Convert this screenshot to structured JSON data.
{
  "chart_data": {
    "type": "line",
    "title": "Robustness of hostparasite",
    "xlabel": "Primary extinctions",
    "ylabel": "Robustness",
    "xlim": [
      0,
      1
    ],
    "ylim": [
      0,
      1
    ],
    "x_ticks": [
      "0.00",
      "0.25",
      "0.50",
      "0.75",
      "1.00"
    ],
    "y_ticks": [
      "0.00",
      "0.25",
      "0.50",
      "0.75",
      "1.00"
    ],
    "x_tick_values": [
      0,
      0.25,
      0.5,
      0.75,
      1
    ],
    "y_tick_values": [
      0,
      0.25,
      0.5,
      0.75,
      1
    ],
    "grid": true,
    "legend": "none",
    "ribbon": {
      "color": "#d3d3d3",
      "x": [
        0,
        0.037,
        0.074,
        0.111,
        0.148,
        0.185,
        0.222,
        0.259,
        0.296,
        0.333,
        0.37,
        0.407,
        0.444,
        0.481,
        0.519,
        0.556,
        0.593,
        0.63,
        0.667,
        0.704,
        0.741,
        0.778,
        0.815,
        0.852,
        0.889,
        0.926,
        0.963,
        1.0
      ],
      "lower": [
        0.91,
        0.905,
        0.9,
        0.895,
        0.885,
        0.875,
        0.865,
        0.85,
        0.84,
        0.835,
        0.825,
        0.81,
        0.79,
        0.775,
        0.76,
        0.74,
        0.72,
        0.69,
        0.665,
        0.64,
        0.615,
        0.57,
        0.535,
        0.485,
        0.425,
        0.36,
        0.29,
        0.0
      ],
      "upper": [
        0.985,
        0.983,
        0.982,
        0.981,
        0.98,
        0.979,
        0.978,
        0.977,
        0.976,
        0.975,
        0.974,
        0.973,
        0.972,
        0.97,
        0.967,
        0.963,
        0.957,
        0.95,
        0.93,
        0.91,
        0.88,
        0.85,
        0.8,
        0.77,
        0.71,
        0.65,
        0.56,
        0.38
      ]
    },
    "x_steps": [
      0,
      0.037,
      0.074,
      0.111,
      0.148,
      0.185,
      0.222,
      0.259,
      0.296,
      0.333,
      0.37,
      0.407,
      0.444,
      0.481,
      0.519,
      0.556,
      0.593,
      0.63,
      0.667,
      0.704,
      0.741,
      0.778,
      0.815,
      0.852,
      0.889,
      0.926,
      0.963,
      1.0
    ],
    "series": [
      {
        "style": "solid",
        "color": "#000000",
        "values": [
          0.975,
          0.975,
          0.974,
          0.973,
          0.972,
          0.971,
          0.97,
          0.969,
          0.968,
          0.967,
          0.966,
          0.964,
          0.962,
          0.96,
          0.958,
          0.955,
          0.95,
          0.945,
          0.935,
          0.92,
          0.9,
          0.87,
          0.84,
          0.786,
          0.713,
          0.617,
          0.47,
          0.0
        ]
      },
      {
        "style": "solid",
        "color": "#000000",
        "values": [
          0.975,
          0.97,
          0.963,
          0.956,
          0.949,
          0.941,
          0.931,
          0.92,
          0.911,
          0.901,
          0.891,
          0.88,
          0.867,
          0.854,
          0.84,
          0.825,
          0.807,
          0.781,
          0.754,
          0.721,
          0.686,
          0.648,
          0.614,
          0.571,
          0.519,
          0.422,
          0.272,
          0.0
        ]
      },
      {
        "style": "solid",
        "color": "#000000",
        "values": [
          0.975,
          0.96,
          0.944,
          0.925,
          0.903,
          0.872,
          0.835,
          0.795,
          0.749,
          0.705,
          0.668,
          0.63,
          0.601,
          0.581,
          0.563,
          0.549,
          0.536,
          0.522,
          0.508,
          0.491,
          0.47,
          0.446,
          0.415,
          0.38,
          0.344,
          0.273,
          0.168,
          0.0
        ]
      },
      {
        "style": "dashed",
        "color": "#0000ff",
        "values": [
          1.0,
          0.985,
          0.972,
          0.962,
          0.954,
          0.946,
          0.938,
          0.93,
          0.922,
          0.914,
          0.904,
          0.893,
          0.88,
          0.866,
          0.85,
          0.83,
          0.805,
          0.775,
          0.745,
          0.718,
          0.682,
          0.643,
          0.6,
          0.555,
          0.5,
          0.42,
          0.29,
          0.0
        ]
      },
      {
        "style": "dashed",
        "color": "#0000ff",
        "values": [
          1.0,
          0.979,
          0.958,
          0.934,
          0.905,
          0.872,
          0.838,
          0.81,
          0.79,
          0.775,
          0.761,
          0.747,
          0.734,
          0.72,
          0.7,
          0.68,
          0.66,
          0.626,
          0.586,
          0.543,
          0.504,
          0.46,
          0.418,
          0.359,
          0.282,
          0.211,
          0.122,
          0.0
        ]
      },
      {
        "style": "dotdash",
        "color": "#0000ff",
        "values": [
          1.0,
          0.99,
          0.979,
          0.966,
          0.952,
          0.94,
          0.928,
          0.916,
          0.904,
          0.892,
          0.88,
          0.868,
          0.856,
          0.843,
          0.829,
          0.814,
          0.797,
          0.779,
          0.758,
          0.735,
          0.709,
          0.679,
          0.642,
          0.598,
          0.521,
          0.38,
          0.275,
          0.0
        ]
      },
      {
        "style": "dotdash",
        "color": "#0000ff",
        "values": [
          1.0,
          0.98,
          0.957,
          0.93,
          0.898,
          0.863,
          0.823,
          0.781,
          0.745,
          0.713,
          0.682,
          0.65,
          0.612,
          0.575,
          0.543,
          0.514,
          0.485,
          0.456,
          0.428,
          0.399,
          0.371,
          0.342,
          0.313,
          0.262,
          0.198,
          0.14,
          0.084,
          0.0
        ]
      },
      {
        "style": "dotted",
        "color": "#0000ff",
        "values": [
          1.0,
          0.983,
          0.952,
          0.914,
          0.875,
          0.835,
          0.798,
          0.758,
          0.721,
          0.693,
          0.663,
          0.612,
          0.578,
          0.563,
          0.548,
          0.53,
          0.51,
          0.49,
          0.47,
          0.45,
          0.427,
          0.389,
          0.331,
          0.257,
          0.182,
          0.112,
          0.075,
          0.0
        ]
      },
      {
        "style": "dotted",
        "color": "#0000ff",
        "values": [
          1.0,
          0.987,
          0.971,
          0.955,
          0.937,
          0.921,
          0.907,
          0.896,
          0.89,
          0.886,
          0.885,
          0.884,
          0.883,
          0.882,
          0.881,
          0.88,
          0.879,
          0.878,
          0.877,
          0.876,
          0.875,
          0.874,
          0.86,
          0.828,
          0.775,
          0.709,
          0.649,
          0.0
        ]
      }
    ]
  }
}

## GOAL
Copy out the lines in which the string "Robustness" appears.

## ANSWER
    "title": "Robustness of hostparasite",
    "ylabel": "Robustness",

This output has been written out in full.